SHORT PROBLEM: From the entries that follow, extract each line holding the string "REPUBLIC".

___ DATASET ENTRIES

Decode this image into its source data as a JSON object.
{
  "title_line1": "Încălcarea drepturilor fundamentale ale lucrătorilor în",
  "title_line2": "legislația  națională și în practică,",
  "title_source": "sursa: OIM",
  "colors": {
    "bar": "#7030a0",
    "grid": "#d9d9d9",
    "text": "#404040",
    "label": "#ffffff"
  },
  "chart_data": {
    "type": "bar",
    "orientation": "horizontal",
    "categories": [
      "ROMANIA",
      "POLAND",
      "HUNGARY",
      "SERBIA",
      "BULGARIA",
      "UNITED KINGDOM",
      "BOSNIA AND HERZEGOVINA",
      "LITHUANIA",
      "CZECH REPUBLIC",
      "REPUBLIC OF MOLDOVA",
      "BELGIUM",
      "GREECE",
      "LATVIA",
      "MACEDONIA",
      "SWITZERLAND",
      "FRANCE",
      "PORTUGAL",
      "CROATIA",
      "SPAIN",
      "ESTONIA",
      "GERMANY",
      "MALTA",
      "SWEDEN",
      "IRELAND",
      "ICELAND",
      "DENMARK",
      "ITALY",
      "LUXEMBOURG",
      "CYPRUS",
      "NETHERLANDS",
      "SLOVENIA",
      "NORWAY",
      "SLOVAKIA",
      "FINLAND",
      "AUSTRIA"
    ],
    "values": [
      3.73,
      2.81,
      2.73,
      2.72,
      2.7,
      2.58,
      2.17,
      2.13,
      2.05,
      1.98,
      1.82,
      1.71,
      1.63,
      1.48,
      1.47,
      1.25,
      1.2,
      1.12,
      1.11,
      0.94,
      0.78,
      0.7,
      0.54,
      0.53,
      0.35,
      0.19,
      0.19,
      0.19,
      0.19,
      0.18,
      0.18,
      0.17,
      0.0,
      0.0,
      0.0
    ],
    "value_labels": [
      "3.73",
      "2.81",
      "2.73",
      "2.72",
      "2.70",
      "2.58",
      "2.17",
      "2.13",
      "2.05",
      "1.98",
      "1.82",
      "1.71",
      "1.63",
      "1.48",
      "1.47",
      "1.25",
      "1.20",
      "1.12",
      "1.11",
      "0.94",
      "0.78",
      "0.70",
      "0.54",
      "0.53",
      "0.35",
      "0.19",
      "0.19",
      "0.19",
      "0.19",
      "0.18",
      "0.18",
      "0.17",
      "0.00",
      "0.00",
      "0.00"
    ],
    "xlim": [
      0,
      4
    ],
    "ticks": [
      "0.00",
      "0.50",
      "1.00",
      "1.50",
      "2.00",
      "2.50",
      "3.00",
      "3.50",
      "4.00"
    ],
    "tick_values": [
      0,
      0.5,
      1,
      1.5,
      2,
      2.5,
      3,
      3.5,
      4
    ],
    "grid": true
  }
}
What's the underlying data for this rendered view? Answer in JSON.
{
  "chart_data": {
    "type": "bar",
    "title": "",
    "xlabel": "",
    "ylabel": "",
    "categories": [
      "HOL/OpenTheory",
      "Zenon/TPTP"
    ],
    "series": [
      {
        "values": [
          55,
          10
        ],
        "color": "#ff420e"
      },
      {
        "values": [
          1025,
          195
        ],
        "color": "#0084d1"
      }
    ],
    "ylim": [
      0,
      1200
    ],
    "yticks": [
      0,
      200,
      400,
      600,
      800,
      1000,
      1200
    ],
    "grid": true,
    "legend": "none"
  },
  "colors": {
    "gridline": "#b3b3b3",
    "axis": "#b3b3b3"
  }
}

______
___ DATASET ENTRIES

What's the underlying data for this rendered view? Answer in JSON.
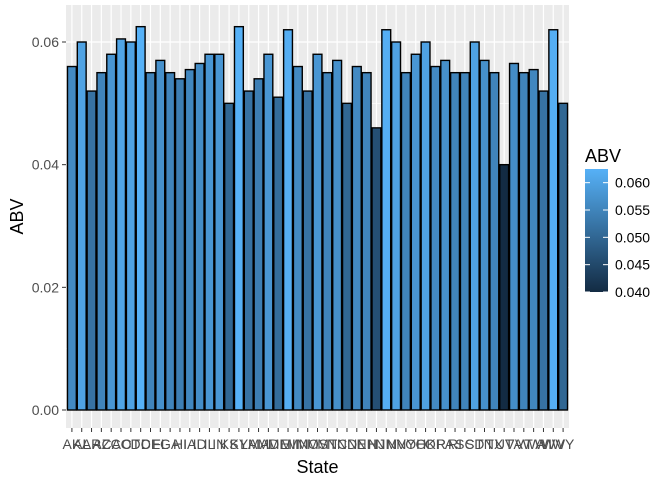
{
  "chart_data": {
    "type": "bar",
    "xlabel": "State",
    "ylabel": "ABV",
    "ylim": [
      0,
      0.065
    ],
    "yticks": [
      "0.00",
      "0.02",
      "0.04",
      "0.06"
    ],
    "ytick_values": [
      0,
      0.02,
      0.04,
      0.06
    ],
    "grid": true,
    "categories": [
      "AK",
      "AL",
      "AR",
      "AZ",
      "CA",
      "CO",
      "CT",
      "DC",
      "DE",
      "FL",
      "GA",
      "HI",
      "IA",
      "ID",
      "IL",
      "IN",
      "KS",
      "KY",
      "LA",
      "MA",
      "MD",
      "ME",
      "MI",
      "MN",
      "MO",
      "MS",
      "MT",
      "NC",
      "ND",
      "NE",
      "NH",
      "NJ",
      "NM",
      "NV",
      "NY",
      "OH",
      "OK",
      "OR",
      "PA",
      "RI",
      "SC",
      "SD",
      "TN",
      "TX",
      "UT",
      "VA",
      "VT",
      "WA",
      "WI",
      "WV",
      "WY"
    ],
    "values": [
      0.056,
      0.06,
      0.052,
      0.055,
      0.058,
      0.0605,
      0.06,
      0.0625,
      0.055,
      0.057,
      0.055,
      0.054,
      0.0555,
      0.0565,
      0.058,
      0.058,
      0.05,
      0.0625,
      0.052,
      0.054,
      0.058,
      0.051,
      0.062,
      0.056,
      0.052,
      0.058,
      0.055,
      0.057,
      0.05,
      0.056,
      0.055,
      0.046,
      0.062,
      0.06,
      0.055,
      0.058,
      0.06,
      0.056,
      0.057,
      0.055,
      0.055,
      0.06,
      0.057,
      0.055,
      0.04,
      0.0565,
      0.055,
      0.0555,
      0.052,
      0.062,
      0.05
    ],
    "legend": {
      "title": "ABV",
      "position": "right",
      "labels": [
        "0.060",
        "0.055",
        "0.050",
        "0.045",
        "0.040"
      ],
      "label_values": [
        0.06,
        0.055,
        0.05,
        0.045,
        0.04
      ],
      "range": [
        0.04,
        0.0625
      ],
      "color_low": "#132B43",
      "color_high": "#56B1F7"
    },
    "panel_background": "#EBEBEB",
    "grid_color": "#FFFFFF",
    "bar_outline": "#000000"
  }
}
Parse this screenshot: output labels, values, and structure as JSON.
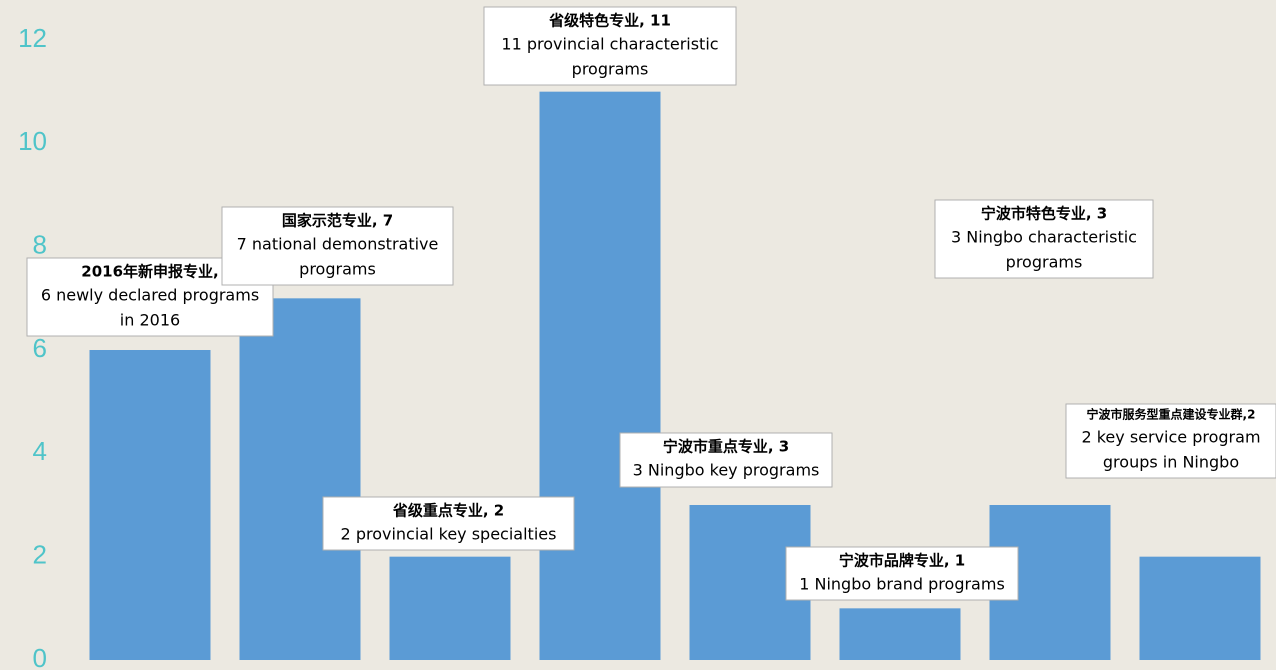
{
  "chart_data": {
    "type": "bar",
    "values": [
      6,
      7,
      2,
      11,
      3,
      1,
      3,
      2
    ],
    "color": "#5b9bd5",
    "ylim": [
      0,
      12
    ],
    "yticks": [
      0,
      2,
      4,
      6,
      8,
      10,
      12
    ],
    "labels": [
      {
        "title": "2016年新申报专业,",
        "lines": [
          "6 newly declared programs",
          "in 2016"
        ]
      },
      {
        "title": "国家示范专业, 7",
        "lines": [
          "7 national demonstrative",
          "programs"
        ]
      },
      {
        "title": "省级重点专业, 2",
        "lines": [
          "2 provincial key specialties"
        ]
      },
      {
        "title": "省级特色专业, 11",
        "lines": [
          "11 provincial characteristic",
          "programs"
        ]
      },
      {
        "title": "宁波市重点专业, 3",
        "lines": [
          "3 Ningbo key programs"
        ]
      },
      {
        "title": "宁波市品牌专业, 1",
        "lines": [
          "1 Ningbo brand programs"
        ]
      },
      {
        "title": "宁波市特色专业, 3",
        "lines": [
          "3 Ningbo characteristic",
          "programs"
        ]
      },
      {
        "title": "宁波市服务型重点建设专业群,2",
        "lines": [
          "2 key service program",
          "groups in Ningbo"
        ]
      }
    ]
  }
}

______

OUTPUT BELOW:
      "CZECH REPUBLIC",
      "REPUBLIC OF MOLDOVA",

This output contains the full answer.